WORK INSTRUCTIONS:
Repeat the following lines exactly and nothing else: the line containing "Convert this document image to plain text." and each line after it through the end of the listing.

(Stored records)
□ □ □ □ □ □ □
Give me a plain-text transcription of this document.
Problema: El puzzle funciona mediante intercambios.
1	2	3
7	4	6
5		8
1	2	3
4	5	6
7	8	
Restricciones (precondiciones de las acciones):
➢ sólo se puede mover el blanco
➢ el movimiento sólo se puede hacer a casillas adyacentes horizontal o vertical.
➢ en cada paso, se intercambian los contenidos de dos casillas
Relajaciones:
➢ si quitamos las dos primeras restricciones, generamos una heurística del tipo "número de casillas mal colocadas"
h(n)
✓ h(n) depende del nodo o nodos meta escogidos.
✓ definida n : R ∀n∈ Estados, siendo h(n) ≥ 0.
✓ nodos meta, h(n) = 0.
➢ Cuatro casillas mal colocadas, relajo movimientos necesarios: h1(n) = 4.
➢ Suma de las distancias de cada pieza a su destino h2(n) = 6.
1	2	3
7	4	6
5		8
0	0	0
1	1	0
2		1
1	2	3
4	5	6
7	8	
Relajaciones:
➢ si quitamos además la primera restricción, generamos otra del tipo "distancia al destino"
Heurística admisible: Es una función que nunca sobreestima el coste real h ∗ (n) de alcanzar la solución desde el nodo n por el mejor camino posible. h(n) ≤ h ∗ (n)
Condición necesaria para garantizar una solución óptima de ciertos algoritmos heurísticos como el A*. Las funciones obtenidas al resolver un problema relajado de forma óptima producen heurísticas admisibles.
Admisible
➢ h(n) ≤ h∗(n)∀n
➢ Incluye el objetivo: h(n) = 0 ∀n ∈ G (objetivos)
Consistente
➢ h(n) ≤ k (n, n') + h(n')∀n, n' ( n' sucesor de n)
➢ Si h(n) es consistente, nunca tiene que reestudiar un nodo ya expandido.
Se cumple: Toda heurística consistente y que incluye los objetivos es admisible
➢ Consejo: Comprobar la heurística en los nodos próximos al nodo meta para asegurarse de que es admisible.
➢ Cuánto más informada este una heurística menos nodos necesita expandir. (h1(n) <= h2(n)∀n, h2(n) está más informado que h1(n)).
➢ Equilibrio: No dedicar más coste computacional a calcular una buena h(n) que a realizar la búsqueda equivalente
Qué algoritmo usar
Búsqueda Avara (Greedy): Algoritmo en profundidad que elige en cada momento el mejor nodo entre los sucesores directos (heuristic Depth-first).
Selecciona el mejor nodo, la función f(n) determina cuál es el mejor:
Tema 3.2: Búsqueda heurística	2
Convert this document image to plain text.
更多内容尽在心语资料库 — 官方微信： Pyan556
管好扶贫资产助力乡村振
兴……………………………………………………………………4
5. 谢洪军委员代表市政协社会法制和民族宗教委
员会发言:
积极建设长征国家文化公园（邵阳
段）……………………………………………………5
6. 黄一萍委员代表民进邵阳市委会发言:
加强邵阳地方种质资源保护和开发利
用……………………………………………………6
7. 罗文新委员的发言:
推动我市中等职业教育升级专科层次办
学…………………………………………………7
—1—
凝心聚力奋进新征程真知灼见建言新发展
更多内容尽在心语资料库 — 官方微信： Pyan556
□ □ □ □ □ □ □
EXERCISE RESULT:
Convert this document image to plain text.
更多内容尽在心语资料库 — 官方微信： Pyan556
管好扶贫资产助力乡村振
兴……………………………………………………………………4
5. 谢洪军委员代表市政协社会法制和民族宗教委
员会发言:
积极建设长征国家文化公园（邵阳
段）……………………………………………………5
6. 黄一萍委员代表民进邵阳市委会发言:
加强邵阳地方种质资源保护和开发利
用……………………………………………………6
7. 罗文新委员的发言:
推动我市中等职业教育升级专科层次办
学…………………………………………………7
—1—
凝心聚力奋进新征程真知灼见建言新发展
更多内容尽在心语资料库 — 官方微信： Pyan556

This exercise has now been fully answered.